(Dataset records)

◇ ◇ ◇ ◇ ◇

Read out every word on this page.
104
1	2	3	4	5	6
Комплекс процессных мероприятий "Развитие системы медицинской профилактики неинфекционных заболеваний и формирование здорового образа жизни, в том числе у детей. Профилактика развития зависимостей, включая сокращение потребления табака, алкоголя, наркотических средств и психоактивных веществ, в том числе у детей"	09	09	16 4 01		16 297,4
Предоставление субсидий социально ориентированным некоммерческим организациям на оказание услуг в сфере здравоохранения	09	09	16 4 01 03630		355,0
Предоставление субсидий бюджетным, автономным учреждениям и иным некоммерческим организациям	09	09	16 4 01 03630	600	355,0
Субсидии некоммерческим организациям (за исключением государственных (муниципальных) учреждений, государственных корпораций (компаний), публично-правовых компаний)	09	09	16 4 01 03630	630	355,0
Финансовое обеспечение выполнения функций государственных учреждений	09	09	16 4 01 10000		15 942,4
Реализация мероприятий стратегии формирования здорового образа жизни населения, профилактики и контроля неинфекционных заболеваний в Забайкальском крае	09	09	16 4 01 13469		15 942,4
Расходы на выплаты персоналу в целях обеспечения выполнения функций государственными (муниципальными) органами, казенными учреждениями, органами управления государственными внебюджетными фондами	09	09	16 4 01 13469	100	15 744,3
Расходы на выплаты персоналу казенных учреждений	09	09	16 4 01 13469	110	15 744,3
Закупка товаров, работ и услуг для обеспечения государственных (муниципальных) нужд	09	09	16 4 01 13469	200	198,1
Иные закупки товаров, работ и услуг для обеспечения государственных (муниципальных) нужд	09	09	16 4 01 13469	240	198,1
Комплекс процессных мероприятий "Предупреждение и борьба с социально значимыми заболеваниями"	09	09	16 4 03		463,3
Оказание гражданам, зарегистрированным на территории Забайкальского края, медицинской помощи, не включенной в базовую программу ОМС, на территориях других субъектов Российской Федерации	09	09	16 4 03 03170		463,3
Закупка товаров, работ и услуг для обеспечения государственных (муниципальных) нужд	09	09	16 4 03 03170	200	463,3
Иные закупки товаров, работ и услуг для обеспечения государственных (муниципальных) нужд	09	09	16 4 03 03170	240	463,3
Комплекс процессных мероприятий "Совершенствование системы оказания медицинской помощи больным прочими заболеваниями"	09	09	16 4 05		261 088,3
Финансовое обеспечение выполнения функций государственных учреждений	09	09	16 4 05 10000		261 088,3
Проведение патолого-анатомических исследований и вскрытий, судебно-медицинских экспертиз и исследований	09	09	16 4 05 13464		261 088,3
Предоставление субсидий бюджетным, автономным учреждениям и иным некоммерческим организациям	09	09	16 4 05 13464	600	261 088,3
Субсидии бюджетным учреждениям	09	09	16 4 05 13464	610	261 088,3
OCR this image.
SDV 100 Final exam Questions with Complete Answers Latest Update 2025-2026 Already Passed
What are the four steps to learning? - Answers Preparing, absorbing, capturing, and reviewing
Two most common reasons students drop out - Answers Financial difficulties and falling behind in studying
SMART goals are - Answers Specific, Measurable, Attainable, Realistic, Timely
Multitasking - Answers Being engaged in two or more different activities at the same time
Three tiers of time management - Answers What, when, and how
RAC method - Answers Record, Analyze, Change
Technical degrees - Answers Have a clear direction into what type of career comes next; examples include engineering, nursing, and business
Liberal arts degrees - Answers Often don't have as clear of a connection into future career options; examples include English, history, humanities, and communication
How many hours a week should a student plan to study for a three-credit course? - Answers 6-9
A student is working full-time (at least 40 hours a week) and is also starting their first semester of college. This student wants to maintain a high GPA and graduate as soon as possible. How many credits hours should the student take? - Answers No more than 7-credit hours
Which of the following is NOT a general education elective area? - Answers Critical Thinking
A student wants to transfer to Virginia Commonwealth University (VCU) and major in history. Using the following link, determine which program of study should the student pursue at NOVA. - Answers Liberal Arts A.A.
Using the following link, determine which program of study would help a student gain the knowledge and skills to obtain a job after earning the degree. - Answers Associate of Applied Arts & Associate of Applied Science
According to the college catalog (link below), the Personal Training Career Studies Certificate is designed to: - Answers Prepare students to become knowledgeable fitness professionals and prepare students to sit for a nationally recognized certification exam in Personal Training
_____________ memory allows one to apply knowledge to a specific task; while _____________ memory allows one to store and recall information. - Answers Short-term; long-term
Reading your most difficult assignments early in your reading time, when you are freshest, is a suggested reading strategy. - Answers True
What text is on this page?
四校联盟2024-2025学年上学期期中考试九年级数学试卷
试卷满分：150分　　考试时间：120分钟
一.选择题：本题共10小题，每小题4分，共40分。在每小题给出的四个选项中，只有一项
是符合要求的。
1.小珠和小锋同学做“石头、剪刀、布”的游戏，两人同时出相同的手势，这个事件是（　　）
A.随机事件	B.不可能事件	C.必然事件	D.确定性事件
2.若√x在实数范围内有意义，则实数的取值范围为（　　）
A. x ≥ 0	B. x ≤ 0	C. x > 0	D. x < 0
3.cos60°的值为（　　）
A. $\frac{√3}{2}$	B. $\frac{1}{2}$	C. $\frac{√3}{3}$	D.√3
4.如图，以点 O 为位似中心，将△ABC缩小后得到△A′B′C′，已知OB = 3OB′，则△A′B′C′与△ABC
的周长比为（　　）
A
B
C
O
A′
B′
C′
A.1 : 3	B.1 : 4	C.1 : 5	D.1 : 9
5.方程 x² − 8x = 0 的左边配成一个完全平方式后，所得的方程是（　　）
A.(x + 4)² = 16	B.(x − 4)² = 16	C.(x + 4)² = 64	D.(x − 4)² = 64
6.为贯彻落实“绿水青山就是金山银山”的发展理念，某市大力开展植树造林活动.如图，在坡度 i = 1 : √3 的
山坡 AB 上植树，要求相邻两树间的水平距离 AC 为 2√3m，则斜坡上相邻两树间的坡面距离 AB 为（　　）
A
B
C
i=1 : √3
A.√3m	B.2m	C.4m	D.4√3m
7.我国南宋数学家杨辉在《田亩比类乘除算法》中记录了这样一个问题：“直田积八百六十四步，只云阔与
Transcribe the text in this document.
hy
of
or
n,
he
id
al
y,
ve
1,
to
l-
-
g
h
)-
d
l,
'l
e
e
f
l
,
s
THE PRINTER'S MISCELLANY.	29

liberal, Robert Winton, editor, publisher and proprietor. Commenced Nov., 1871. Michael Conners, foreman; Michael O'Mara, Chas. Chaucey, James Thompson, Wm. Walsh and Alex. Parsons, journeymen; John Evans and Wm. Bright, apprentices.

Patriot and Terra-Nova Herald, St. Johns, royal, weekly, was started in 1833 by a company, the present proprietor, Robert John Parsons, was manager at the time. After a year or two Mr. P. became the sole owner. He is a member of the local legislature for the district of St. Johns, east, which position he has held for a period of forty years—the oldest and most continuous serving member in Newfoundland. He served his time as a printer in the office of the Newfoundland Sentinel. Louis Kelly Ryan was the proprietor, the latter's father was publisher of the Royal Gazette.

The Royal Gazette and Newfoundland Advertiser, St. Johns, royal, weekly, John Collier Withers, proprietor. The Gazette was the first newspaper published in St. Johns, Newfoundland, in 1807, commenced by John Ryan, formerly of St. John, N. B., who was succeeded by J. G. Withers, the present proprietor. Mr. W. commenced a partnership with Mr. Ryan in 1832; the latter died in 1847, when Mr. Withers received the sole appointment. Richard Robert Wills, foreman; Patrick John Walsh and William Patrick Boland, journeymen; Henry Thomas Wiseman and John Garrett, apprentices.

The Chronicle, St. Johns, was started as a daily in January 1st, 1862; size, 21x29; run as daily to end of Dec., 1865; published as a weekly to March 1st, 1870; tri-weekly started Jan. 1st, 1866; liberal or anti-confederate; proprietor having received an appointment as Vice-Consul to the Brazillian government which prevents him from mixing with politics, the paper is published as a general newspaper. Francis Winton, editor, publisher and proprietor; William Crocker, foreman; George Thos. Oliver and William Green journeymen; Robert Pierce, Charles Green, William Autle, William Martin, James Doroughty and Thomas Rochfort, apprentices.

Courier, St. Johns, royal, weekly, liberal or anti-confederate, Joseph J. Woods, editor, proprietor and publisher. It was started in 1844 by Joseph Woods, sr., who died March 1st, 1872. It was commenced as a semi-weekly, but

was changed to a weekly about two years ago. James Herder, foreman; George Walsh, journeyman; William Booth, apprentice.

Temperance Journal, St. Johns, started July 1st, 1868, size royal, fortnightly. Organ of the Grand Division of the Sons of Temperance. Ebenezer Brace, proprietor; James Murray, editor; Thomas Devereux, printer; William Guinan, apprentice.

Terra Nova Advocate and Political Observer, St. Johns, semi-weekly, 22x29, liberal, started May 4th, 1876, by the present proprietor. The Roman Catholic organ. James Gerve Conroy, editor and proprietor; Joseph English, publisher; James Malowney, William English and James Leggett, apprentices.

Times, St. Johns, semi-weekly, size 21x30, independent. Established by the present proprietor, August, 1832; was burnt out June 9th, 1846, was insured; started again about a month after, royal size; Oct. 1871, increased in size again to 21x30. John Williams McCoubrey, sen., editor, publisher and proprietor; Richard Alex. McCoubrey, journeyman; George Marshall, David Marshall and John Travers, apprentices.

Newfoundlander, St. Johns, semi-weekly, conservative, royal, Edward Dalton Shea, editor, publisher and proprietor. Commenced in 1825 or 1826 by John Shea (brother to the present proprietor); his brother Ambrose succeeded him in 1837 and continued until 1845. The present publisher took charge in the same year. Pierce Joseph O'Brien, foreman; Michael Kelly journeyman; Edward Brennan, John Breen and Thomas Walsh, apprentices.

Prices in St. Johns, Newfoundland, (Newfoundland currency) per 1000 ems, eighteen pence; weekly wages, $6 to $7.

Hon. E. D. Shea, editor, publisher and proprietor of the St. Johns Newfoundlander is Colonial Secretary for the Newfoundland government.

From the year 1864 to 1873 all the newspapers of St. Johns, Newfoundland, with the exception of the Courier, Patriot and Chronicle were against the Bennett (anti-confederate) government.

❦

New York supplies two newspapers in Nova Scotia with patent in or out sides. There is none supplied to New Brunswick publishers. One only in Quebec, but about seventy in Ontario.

◇ ◇ ◇ ◇ ◇

- **WHAT YOU HAVE TO DO**
Find every line that holds "Субсидии" and copy it.

- **EXERCISE OUTPUT**
Субсидии некоммерческим организациям (за исключением государственных (муниципальных) учреждений, государственных корпораций (компаний), публично-правовых компаний)	09	09	16 4 01 03630	630	355,0
Субсидии бюджетным учреждениям	09	09	16 4 05 13464	610	261 088,3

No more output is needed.